TUJUAN A
Susun sebagai daftar JSON berisi string semua baris entri dari baris yang memuat "Text: Communications synchronous" ke bawah hingga baris yang memuat "boxes. List at most 100 elements.", termasuk kedua baris itu. Buat satu string untuk setiap baris dan lewati baris kosong.

Dalam beberapa tahun terakhir, Iran disebut-sebut telah melontarkan gagasan untuk mendirikan ‘pemerintahan internasional’ (internasionalisasi) untuk mengelola ibadah haji tahunan umat Muslim. Namun, Saudi dengan keras menolak gagasan itu.
Wartapilihan.com, Jakarta –Mengelola haji dan umrah bukan seperti menyelenggarakan ritual kolosal yang hanya berdurasi pendek dan berkutat pada satu tempat. Haji sangat complicated, merangkumi berbagai napak tilas dan melibatkan jutaan orang dengan kultur berbeda, negara yang berbeda dan durasi yang lama.
Ibadah haji sarat dengan nilai-nilai metafisik yang terkadang di luar jangkau nalar manusia. Semua peristiwa tidak bisa diukur dengan kalkulasi matematis. Sejak tahun 1980 pasca revolusi Iran, Iran terus menyuarakan internasionalisasi dua tanah suci dan pengelolaan haji atau umrah. Wacana internasionalisasi terus diangkat dan disampaikan Iran ke PBB.

ENTRI UNTUK DIPROSES
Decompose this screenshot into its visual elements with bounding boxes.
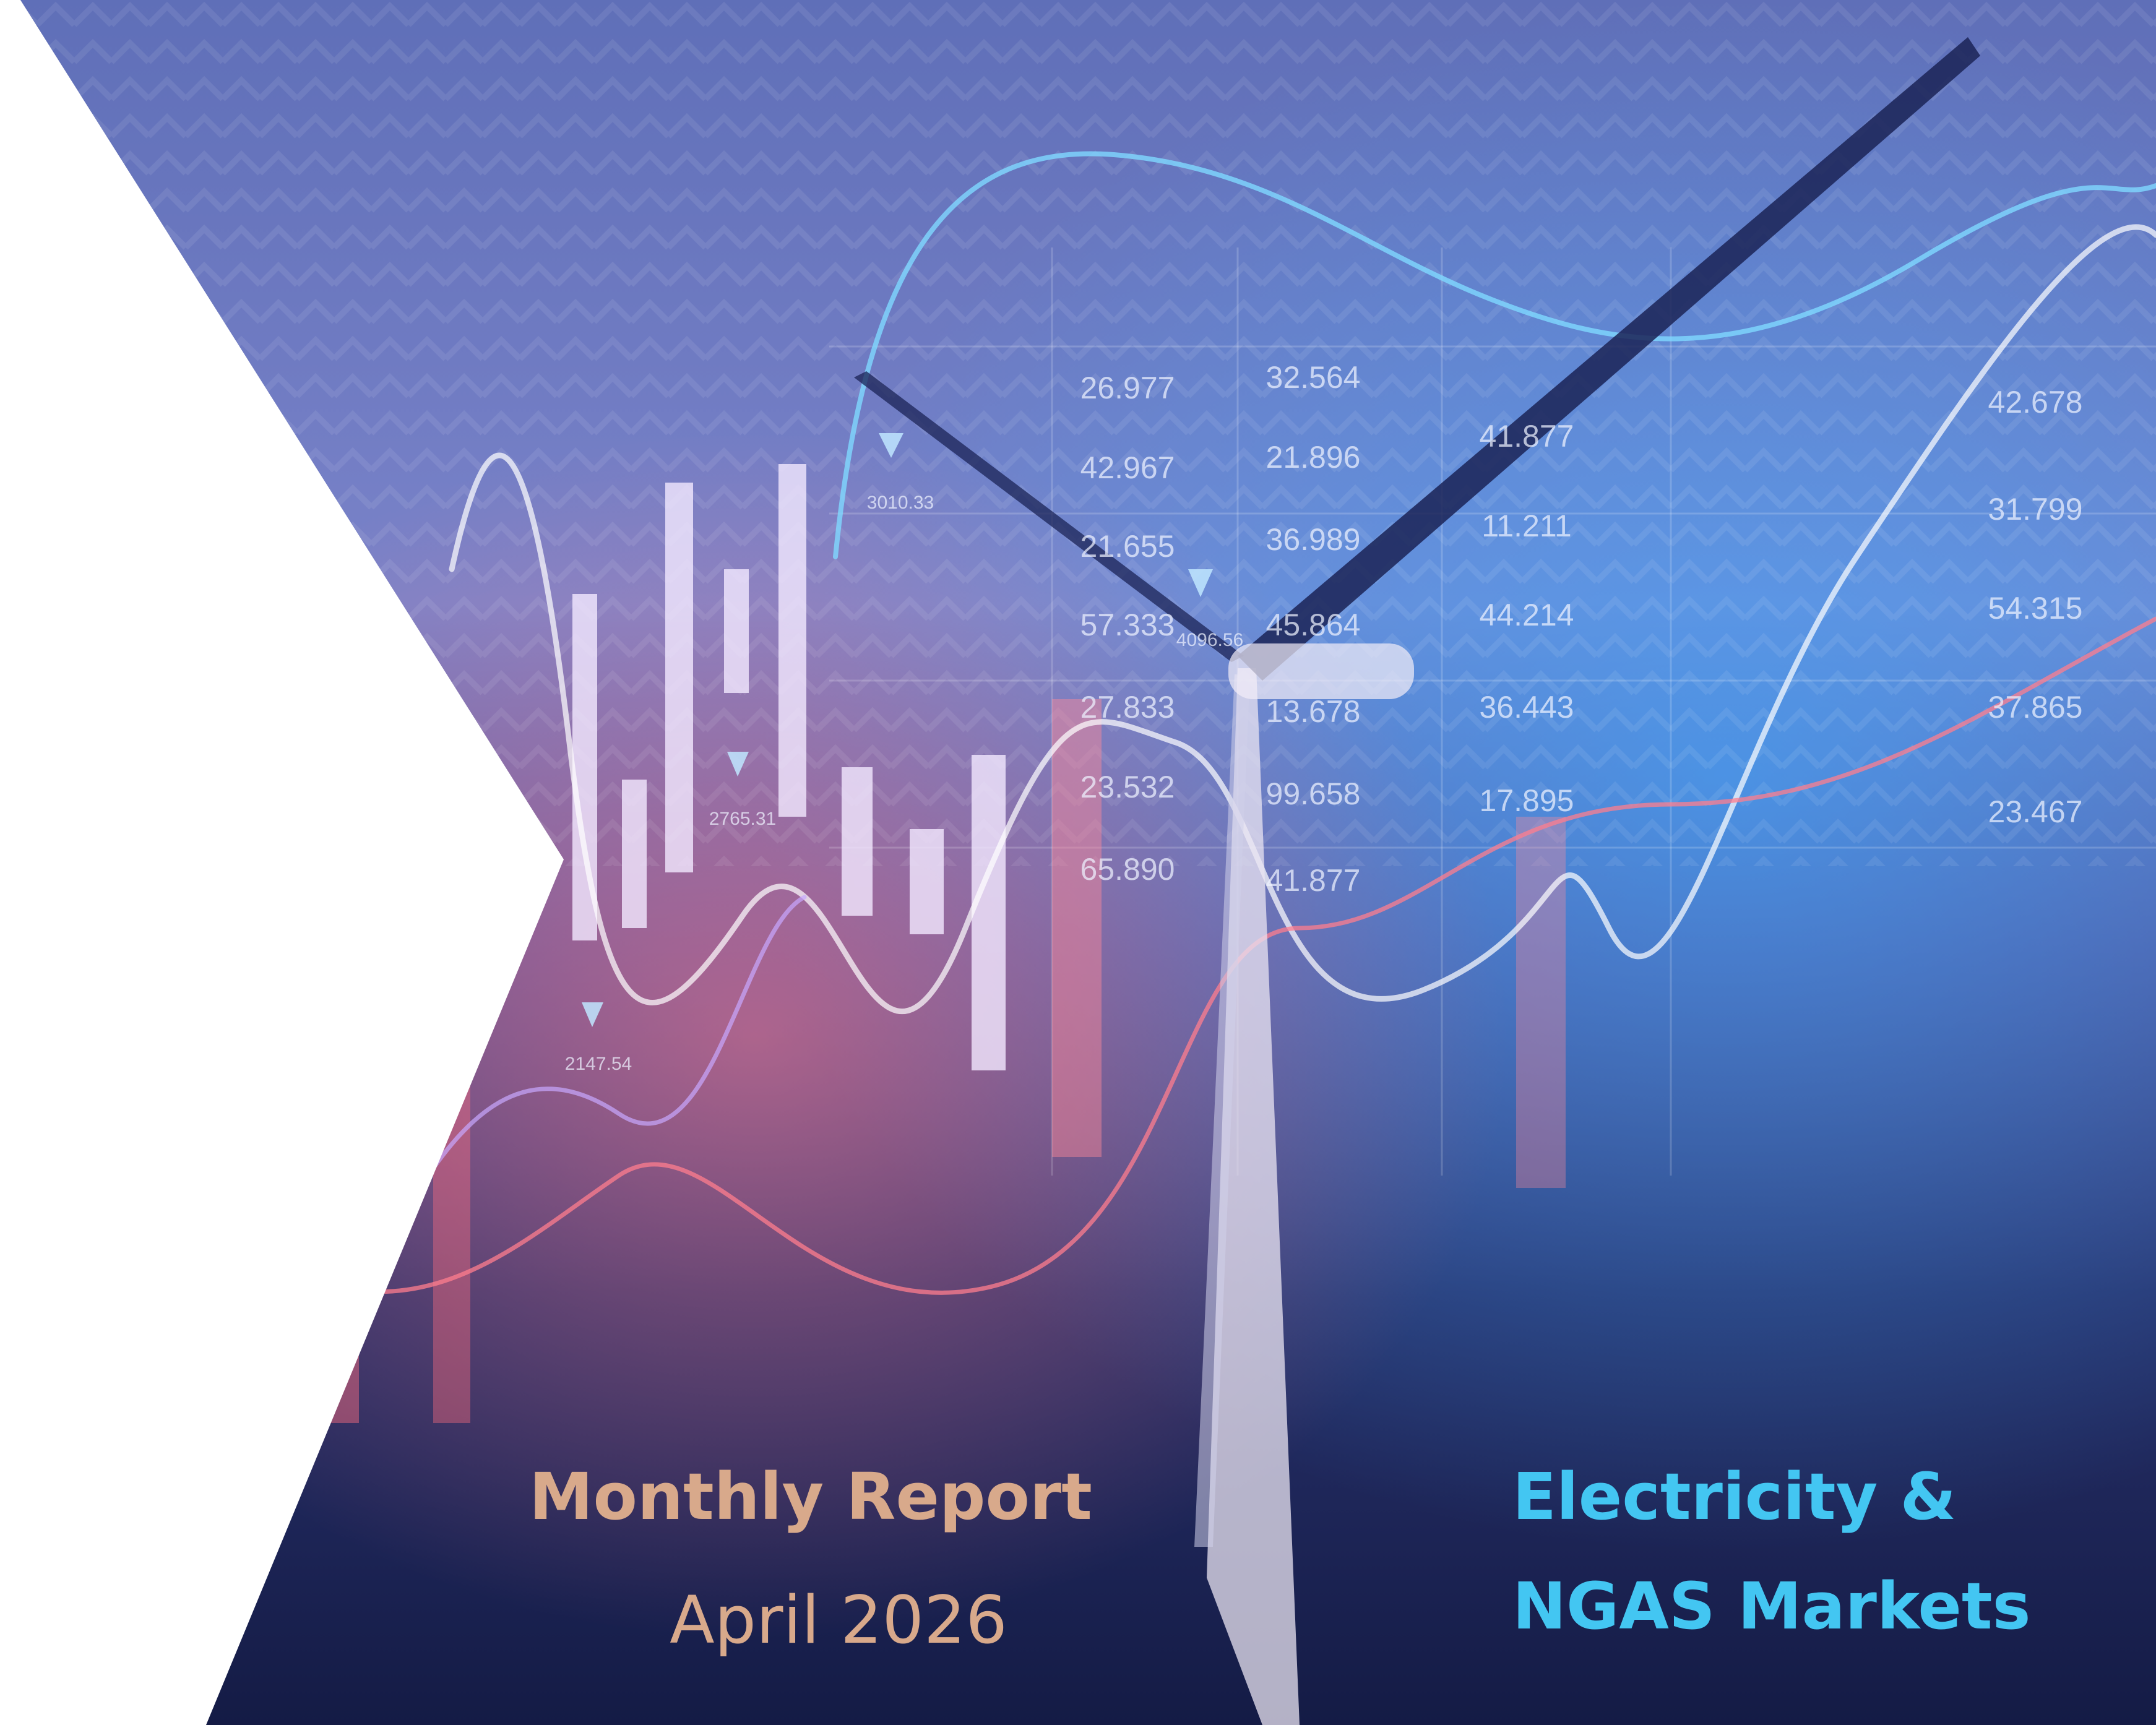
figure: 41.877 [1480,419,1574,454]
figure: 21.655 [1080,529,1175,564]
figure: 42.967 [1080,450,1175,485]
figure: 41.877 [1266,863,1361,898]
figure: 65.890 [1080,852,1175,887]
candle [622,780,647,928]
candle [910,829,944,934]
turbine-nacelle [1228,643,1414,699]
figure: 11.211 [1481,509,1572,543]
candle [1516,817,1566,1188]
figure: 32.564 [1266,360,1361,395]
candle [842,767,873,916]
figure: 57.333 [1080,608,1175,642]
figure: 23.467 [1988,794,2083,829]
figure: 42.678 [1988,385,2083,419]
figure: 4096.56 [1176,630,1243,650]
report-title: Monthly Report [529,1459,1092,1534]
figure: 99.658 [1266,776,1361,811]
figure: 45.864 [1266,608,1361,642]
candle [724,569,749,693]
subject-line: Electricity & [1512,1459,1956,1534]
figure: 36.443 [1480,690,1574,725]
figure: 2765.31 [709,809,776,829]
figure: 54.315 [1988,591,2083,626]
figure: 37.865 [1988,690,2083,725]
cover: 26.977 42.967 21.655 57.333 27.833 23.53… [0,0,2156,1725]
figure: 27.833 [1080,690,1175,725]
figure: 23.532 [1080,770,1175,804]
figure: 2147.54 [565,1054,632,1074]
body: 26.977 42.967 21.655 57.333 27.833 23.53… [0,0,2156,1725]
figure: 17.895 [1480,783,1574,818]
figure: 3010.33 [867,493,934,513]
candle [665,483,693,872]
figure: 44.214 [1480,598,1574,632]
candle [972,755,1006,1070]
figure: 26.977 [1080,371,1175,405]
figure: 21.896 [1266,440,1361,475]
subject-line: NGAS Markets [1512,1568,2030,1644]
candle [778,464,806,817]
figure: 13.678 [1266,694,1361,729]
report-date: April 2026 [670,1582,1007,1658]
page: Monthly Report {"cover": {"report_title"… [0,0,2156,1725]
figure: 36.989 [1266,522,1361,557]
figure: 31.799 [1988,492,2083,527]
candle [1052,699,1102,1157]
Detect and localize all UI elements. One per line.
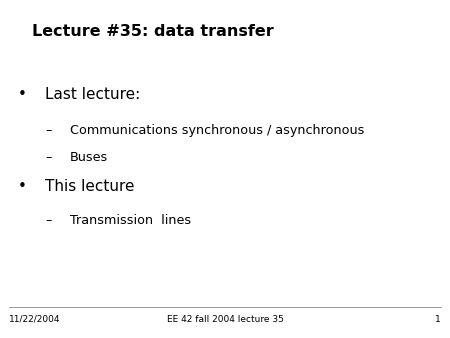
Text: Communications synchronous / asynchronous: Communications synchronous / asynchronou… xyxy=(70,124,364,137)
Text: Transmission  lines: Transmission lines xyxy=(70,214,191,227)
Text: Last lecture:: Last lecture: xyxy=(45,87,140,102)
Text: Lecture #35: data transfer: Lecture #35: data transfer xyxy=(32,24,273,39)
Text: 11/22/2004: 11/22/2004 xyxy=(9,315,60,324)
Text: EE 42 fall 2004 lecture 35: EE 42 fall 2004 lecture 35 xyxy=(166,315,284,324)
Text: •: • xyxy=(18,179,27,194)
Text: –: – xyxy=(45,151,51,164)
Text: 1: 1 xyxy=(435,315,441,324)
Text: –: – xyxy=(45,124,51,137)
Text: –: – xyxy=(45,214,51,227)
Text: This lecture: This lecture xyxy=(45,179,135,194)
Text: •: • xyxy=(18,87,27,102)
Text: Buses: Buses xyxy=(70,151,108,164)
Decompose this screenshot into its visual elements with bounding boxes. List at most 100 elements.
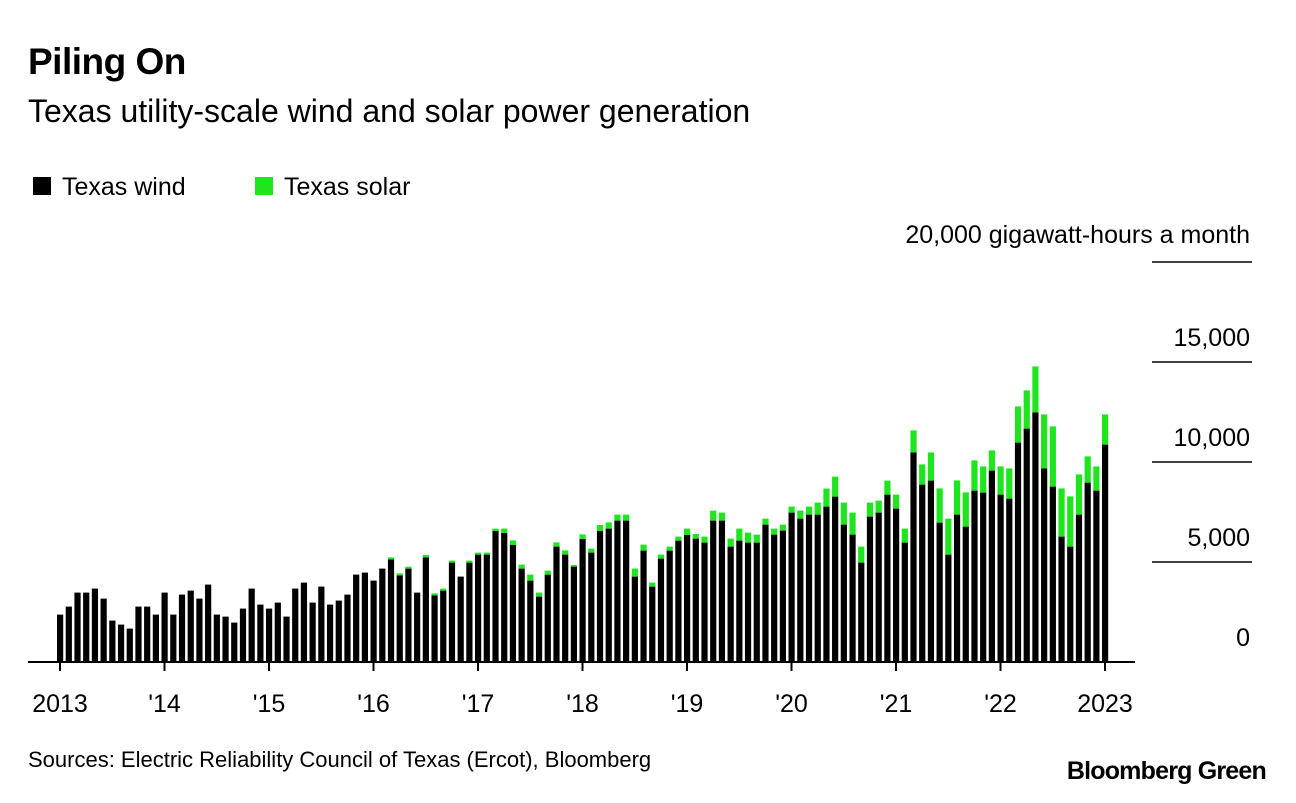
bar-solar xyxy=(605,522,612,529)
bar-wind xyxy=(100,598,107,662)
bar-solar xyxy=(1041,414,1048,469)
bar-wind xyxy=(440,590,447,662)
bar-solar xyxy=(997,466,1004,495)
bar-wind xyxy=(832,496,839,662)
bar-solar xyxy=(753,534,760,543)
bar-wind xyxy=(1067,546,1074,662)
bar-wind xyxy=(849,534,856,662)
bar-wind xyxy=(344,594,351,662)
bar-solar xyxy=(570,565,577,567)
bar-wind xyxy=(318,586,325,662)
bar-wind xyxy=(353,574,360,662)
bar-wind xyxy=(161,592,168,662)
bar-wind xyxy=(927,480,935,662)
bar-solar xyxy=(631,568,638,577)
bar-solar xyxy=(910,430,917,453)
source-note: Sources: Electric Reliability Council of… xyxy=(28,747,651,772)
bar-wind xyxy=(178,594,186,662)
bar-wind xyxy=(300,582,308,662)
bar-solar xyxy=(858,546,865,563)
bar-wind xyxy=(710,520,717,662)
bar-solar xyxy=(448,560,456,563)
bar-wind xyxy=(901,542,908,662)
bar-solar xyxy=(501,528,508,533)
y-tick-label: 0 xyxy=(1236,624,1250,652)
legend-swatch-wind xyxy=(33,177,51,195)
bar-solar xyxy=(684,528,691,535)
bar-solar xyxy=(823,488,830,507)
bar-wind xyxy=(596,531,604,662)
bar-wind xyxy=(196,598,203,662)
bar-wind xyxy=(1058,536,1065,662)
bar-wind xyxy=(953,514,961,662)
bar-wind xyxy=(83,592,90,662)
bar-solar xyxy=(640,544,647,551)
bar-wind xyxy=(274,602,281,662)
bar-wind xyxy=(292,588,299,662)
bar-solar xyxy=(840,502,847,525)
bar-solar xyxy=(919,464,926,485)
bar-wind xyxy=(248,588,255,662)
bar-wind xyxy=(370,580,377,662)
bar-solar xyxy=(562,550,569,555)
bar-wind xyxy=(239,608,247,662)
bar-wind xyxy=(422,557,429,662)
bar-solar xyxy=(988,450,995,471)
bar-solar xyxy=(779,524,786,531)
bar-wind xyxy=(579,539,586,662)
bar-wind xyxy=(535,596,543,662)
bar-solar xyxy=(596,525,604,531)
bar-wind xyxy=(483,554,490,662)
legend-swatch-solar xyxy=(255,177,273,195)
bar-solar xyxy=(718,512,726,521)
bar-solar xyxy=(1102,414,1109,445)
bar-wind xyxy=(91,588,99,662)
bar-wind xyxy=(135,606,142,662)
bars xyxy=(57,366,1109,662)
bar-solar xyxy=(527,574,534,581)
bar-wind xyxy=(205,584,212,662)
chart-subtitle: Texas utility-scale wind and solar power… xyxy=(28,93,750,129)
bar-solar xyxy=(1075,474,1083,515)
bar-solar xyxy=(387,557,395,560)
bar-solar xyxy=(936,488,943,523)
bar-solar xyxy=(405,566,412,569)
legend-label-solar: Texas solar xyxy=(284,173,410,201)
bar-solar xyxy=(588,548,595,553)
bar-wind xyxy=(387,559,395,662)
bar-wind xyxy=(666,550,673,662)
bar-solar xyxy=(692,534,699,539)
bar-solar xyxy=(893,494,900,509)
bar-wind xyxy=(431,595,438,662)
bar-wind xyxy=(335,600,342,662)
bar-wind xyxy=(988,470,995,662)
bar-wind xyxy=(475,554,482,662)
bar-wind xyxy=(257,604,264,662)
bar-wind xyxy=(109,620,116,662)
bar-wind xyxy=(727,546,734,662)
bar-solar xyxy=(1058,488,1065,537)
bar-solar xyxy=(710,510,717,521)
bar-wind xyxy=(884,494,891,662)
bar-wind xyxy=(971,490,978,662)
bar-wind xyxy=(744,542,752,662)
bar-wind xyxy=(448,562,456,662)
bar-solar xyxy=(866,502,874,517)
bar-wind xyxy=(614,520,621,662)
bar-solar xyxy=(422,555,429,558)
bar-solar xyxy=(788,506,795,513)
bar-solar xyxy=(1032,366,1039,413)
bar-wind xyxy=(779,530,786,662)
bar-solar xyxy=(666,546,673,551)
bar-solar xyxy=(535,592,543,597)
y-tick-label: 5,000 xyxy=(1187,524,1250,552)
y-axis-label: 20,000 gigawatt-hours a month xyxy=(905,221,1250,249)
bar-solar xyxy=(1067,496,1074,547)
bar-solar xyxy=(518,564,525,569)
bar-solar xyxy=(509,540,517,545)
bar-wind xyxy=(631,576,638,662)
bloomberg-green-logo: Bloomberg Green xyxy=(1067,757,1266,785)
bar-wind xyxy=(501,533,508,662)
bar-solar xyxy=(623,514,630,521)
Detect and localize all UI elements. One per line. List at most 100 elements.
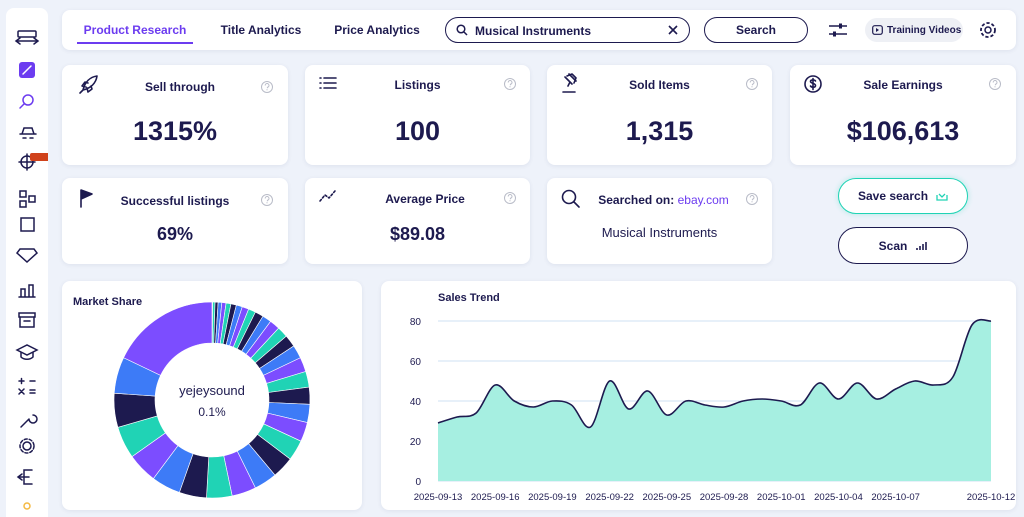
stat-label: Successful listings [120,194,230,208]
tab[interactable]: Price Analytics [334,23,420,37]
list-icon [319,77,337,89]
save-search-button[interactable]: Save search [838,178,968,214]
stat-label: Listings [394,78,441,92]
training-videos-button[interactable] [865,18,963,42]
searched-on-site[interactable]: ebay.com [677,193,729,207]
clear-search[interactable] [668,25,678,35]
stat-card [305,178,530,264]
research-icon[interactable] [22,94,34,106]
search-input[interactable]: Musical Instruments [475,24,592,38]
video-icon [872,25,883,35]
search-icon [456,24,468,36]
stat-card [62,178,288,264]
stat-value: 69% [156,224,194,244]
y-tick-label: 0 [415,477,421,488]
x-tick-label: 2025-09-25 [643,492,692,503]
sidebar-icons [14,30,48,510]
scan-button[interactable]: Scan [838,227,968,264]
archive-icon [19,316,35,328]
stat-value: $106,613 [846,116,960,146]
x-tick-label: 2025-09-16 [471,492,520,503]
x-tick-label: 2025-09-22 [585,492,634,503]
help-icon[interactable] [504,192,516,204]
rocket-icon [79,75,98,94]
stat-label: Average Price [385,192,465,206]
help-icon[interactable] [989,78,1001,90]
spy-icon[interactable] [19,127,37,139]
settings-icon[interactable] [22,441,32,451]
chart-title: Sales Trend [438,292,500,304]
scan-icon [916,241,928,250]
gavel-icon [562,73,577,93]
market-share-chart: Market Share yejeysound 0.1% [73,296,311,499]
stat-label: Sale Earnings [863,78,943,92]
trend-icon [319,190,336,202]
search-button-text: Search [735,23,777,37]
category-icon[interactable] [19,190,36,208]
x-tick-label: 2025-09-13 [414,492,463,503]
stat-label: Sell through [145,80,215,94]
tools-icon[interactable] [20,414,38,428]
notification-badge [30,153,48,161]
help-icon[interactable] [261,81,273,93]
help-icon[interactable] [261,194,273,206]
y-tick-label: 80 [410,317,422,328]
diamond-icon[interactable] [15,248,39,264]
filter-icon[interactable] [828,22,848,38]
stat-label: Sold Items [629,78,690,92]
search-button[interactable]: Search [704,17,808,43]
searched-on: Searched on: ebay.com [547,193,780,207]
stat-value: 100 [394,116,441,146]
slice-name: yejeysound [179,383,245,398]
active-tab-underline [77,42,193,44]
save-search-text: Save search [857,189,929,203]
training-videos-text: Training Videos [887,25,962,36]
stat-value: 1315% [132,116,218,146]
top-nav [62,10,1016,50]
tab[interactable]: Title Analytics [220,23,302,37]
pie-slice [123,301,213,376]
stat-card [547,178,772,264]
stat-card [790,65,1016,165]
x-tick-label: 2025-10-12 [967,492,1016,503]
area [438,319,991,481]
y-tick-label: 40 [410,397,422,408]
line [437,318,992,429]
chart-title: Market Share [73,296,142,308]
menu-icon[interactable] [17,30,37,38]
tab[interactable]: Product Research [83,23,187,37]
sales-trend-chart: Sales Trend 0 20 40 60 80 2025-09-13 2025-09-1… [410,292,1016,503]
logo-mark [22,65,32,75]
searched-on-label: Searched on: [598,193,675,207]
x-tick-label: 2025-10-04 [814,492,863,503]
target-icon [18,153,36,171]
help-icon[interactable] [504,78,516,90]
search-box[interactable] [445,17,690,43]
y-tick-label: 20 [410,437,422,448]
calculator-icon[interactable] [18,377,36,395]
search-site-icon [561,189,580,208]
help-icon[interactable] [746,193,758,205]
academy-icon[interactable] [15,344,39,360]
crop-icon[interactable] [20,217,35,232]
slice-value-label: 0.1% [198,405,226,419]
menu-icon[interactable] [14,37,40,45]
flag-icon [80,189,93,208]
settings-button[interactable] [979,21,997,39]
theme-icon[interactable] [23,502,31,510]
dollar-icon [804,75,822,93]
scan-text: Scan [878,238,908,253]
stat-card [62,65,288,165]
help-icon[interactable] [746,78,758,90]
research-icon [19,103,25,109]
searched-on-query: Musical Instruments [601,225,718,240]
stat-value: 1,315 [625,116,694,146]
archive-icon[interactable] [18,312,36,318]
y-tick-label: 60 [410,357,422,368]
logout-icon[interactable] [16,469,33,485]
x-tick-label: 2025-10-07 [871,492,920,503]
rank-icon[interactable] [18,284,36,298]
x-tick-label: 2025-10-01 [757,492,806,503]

TUJUAN B
Menurut kutipan tentang pengelolaan haji, mengapa mengelola haji dan umrah tidak sama dengan menyelenggarakan ritual kolosal yang singkat?

JAWABAN AKHIR A
[
  "Text: Communications synchronous / asynchronous: Communications synchronous / asynchronou… xyxy=(70,124,364,137)",
  "Text: Transmission  lines: Transmission lines xyxy=(70,214,191,227)",
  "Text: Last lecture:: Last lecture: xyxy=(45,87,140,102)",
  "Text: Lecture #35: data transfer: Lecture #35: data transfer xyxy=(32,24,273,39)",
  "Text: 11/22/2004: 11/22/2004 xyxy=(9,315,60,324)",
  "Text: EE 42 fall 2004 lecture 35: EE 42 fall 2004 lecture 35 xyxy=(166,315,284,324)",
  "Text: •: • xyxy=(18,179,27,194)",
  "Text: –: – xyxy=(45,151,51,164)",
  "Text: 1: 1 xyxy=(435,315,441,324)",
  "Text: –: – xyxy=(45,124,51,137)",
  "Text: –: – xyxy=(45,214,51,227)",
  "Text: This lecture: This lecture xyxy=(45,179,135,194)",
  "Text: •: • xyxy=(18,87,27,102)",
  "Text: Buses: Buses xyxy=(70,151,108,164)",
  "Decompose this screenshot into its visual elements with bounding boxes. List at most 100 elements."
]

JAWABAN AKHIR B
Haji sangat rumit. Ibadah ini mencakup berbagai napak tilas dan melibatkan jutaan orang dengan kultur berbeda dari berbagai negara dalam durasi yang lama.